Element boundary records
• • • • • • •

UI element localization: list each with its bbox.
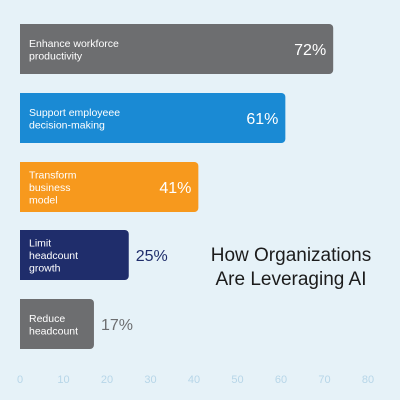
bar-category-label-line: headcount (29, 325, 78, 337)
x-tick-label: 20 (101, 374, 113, 386)
bar-category-label: Transform business model (29, 170, 77, 207)
bar-category-label-line: Enhance workforce (29, 38, 119, 50)
bar-category-label-line: Limit (29, 238, 51, 250)
chart-title: How Organizations Are Leveraging AI (196, 244, 386, 292)
bar-category-label-line: growth (29, 263, 61, 275)
bar-category-label: Enhance workforce productivity (29, 38, 119, 63)
bar-category-label-line: Transform (29, 170, 77, 182)
bar-value-label: 72% (294, 42, 326, 59)
bar-category-label-line: Support employeee (29, 107, 120, 119)
bar-category-label-line: Reduce (29, 313, 65, 325)
bar-base (20, 24, 26, 74)
bar (20, 24, 334, 74)
x-tick-label: 50 (231, 374, 243, 386)
x-tick-label: 60 (275, 374, 287, 386)
x-tick-label: 30 (144, 374, 156, 386)
bar-base (20, 162, 26, 212)
bar-category-label-line: business (29, 182, 70, 194)
bar (20, 230, 129, 280)
bar (20, 162, 199, 212)
bar-value-label: 41% (159, 180, 191, 197)
bar-category-label: Limit headcount growth (29, 238, 78, 275)
bar-value-label: 25% (136, 248, 168, 265)
x-tick-label: 10 (57, 374, 69, 386)
bar-base (20, 299, 26, 349)
bar-category-label: Reduce headcount (29, 313, 78, 338)
bar-base (20, 93, 26, 143)
bar (20, 93, 286, 143)
chart-title-line: Are Leveraging AI (215, 269, 367, 290)
chart-title-line: How Organizations (210, 245, 372, 266)
bar-value-label: 17% (101, 317, 133, 334)
bar-category-label-line: productivity (29, 50, 83, 62)
x-tick-label: 0 (17, 374, 23, 386)
bar-category-label-line: headcount (29, 250, 78, 262)
bar-base (20, 230, 26, 280)
bar (20, 299, 94, 349)
bar-category-label: Support employeee decision-making (29, 107, 120, 132)
x-tick-label: 80 (362, 374, 374, 386)
bar-category-label-line: model (29, 195, 58, 207)
bar-category-label-line: decision-making (29, 119, 105, 131)
x-tick-label: 40 (188, 374, 200, 386)
bar-value-label: 61% (246, 111, 278, 128)
x-tick-label: 70 (318, 374, 330, 386)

• • • • • • •

*Your goal:* Show every line in the entries above that contains the string "title". Treat uppercase and lowercase as different.

*Solution:*
chart-title: How Organizations Are Leveraging AI (196, 244, 386, 292)
chart-title-line: Are Leveraging AI (215, 269, 367, 290)
chart-title-line: How Organizations (210, 245, 372, 266)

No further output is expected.